◆ **REQUIRED TASK**
Using the listing below, copy every line that mentions "Nero".
────────
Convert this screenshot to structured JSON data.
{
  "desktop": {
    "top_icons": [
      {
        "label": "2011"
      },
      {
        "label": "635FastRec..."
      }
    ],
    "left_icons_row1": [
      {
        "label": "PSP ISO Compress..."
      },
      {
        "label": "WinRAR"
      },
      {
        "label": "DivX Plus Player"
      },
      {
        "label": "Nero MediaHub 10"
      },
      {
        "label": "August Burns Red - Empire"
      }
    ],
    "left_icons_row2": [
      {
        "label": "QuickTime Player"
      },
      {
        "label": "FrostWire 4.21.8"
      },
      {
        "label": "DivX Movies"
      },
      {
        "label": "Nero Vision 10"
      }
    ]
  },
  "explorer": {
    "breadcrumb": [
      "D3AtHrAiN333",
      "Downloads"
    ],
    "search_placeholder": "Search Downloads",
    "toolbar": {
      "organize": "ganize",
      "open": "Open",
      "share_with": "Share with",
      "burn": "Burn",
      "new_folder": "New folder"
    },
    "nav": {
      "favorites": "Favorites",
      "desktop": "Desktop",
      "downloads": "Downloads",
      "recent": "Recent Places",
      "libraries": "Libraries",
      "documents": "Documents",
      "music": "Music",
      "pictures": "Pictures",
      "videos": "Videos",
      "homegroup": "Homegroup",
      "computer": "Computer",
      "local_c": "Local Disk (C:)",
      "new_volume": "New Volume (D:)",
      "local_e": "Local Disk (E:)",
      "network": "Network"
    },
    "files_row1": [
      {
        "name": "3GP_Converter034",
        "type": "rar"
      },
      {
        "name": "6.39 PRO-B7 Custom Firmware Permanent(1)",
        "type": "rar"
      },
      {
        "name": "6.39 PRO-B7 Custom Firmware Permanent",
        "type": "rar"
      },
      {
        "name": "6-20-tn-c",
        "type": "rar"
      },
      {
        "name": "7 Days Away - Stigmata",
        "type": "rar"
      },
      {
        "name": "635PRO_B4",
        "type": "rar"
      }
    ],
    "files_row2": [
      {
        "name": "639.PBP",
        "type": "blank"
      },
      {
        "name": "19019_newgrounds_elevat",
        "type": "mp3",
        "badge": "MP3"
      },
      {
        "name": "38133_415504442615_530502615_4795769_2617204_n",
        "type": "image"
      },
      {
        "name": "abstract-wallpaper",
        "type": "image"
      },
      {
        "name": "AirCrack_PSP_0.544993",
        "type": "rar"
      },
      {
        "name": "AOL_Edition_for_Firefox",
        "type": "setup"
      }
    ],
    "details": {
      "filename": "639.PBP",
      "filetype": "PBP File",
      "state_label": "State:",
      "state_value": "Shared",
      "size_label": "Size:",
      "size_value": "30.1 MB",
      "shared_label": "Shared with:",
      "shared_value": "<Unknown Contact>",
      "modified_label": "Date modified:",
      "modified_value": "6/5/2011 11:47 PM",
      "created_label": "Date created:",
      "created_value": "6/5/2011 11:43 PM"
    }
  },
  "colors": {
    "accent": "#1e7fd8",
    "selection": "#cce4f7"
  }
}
────────
◆ **PROBLEM SOLUTION**
        "label": "Nero MediaHub 10"
        "label": "Nero Vision 10"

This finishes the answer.